2.2. Turbulence Model

To perform a numerical simulation, it is necessary to first determine the state of motion of the fluid within the fluid control valve. The formula for the Reynolds number is shown below:

$$\mathrm{Re}=\frac{\rho uL}{v}$$

(3)

In the above equation, L is the characteristic length, m, and Re is the Reynolds number. The fluid medium was natural gas with a density of 0.67 kg/m³ and a kinematic viscosity of 0.03 mPa·s. Natural gas generally flowed at a high speed in the valve; thus, the fluid flow speed was set to 18 m/s. The characteristic length took the value of 0.108 m. Substituting the relevant parameters gave a Reynolds number of 43,416. The Reynolds number was higher than 2300; therefore, the flow of natural gas in the fluid control valves was turbulent.

The flow of natural gas in fluid control valves during natural gas extraction is characterized by significant turbulence [19,20]. Therefore, the Realizable k–ε model, the most widely used in engineering applications, was chosen for numerical simulations [21,22]. The Realizable k–ε model suits turbulent flow with high Reynolds number in fluid control valves [23,24]. The equations of turbulence kinetic energy, k, and dissipation rate, ε, are shown in Equations (4) and (5):

$$\frac{\partial \left(\rho k\right)}{\partial t}+\frac{\partial \left(\rho k{u}_i\right)}{\partial x_i}=\frac{\partial }{\partial x_j}\left[{\sigma }_k{\mu }_t\frac{\partial }{\partial x_j}\right]+G_k+G_b-\rho \epsilon -Y_M+S_k$$

(4)
☆ ☆ ☆ ☆
→ Problems and tasks
1. Rewrite the turbulence model section from "To perform a" to "valves was turbulent.", substituting "reference length" for "characteristic length".
2. Please decide whether each statement agrees with the turbulence model section, answering yes or no and quoting the words that settle it: (a) The fluid flow speed was set to 18 m/s. (b) The natural gas had a density of 0.03 kg/m³. (c) The Realizable k–ε model suits turbulent flow with a low Reynolds number in fluid control valves.
The lines below come from a separate source.

→ Records shown
☆ ☆ ☆ ☆
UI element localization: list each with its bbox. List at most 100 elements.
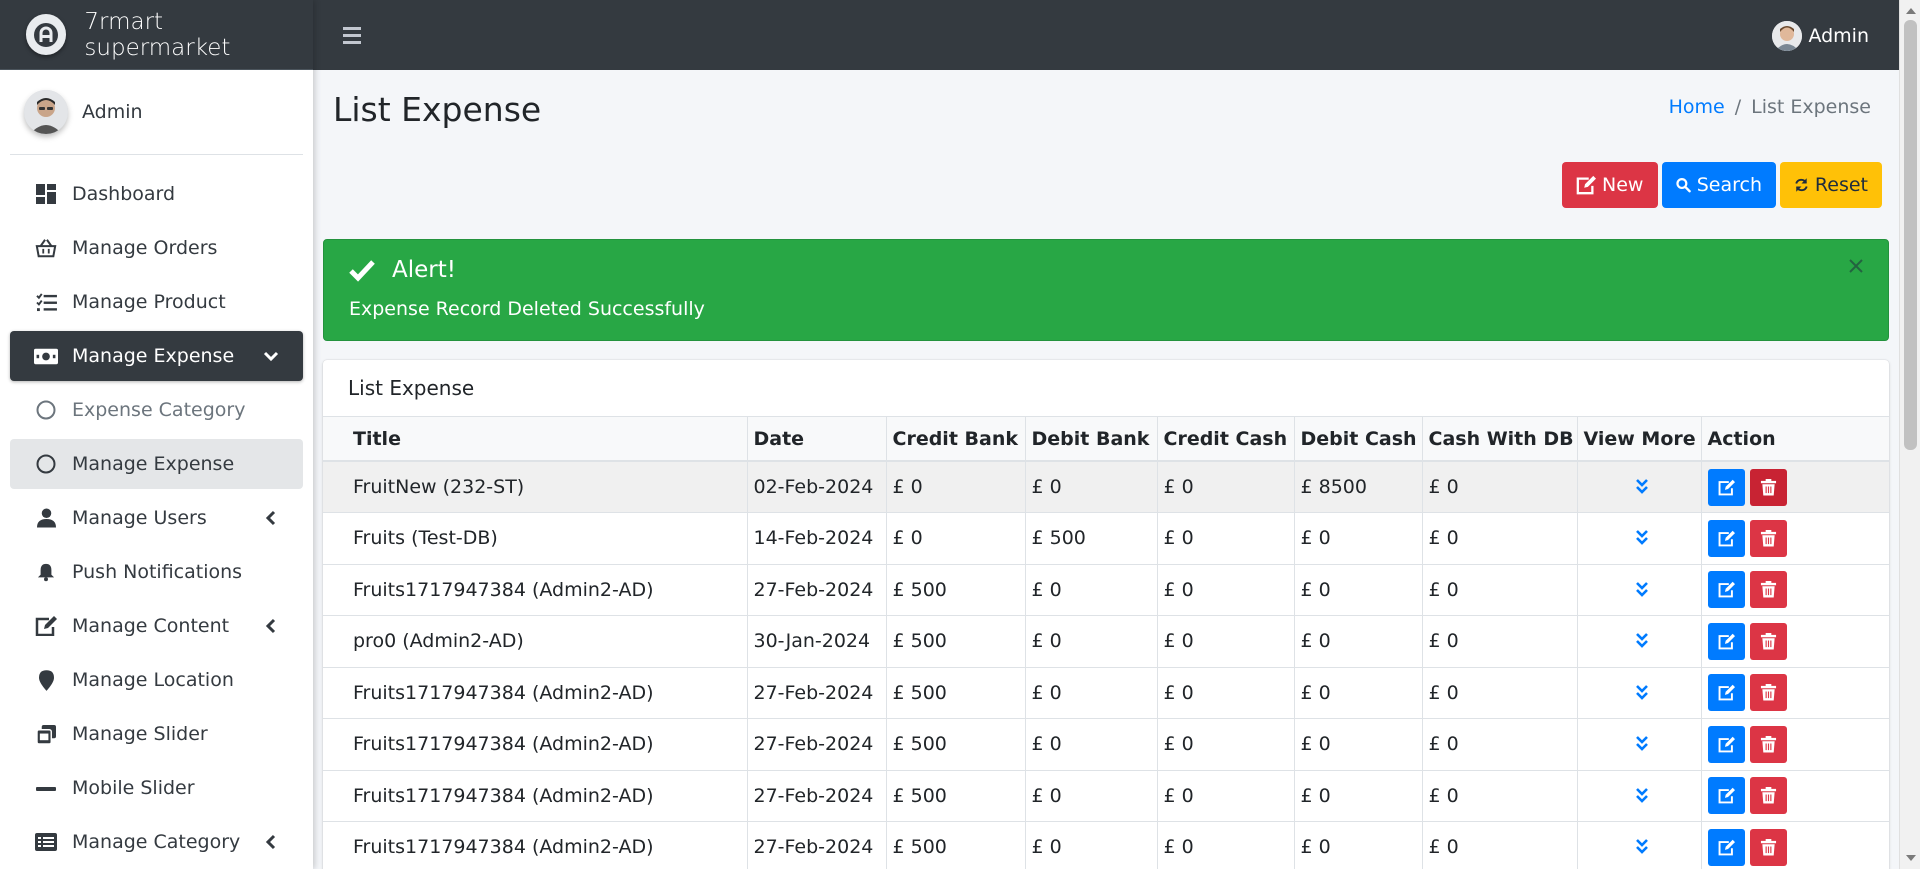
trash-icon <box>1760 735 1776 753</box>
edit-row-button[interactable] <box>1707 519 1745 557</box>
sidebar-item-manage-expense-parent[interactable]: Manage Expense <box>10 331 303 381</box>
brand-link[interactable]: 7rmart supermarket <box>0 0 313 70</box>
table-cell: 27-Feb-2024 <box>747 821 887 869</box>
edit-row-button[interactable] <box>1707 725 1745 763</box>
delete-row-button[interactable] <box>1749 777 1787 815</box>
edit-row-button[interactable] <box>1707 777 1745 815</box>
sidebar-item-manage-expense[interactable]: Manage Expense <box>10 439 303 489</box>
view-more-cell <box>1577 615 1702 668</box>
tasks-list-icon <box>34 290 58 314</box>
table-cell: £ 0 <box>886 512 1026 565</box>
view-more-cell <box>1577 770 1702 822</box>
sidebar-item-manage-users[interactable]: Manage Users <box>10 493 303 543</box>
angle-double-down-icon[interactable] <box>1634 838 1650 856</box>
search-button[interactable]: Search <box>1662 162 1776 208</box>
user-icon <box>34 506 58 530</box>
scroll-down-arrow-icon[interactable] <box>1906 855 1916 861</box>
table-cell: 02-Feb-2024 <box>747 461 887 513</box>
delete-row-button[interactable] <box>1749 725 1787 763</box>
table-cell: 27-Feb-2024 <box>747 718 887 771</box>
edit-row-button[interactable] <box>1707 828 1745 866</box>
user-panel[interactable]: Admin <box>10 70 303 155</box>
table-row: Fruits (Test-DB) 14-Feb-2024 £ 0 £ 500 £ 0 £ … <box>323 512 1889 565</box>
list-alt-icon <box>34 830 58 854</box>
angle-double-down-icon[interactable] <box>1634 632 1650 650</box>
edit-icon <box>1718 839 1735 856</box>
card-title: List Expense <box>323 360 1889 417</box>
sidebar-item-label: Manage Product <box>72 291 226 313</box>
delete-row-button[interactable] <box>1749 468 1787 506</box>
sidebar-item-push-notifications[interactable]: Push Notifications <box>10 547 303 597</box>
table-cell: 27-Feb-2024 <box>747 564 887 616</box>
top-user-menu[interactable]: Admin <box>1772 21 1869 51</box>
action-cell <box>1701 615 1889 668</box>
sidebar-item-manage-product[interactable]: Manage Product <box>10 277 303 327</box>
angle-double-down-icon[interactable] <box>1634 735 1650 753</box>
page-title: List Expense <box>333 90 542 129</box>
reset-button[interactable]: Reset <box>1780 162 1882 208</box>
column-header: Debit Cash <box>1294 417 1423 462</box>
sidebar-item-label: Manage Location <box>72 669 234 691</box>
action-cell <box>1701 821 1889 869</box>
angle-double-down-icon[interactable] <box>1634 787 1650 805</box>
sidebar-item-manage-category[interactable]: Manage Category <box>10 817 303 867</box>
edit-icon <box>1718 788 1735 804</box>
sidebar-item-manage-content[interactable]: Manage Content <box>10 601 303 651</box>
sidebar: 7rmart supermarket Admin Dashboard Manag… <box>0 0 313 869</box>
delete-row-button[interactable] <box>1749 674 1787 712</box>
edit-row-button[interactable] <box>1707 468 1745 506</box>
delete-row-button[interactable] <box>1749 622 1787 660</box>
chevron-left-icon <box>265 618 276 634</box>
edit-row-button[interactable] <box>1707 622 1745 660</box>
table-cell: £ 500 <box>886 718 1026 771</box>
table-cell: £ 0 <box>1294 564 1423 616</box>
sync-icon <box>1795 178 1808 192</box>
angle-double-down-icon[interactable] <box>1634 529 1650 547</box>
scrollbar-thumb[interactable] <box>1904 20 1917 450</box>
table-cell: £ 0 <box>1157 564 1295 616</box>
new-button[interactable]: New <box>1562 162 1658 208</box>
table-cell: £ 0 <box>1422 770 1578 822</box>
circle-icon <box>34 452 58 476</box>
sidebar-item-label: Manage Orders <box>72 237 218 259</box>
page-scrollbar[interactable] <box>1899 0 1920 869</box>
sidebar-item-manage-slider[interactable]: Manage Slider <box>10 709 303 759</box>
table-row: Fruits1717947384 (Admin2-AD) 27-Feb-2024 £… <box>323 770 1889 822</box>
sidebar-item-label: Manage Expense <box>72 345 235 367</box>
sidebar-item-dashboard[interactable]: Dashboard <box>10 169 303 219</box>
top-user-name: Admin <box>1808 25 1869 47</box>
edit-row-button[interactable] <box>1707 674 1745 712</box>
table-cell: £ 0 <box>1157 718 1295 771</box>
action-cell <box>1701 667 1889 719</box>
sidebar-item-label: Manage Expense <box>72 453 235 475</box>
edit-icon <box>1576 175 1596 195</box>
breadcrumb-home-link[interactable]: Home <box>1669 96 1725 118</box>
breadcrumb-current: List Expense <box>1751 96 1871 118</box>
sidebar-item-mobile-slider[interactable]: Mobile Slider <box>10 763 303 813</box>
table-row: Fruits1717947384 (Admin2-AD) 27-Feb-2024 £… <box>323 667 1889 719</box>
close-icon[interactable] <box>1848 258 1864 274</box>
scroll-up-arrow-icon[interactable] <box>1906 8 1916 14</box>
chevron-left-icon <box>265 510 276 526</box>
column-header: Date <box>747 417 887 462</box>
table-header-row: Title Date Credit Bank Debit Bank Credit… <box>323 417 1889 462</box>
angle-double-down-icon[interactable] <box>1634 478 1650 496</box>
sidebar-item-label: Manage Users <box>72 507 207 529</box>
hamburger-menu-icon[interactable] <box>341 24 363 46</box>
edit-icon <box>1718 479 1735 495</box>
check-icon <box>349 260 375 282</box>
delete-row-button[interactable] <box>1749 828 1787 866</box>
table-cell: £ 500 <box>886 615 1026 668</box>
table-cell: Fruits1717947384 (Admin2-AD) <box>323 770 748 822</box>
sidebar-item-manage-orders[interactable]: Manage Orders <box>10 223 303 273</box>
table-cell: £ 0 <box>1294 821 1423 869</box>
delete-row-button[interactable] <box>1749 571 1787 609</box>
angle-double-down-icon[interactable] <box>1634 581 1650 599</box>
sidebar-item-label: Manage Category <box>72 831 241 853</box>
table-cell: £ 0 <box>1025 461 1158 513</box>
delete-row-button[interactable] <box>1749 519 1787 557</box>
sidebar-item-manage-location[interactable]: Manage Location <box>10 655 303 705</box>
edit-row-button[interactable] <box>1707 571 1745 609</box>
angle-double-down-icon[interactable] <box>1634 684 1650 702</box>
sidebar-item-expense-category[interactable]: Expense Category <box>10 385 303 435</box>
☆ ☆ ☆ ☆
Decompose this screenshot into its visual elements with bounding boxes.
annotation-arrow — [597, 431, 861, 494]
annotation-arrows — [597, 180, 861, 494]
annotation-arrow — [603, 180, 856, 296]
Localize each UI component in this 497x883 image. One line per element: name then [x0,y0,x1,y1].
☆ ☆ ☆ ☆
→ Outputs for the tasks
1.
To perform a numerical simulation, it is necessary to first determine the state of motion of the fluid within the fluid control valve. The formula for the Reynolds number is shown below:

$$\mathrm{Re}=\frac{\rho uL}{v}$$

(3)

In the above equation, L is the reference length, m, and Re is the Reynolds number. The fluid medium was natural gas with a density of 0.67 kg/m³ and a kinematic viscosity of 0.03 mPa·s. Natural gas generally flowed at a high speed in the valve; thus, the fluid flow speed was set to 18 m/s. The reference length took the value of 0.108 m. Substituting the relevant parameters gave a Reynolds number of 43,416. The Reynolds number was higher than 2300; therefore, the flow of natural gas in the fluid control valves was turbulent.

2.
(a) Yes: "the fluid flow speed was set to 18 m/s"
(b) No: "a density of 0.67 kg/m³"
(c) No: "suits turbulent flow with high Reynolds number in fluid control valves"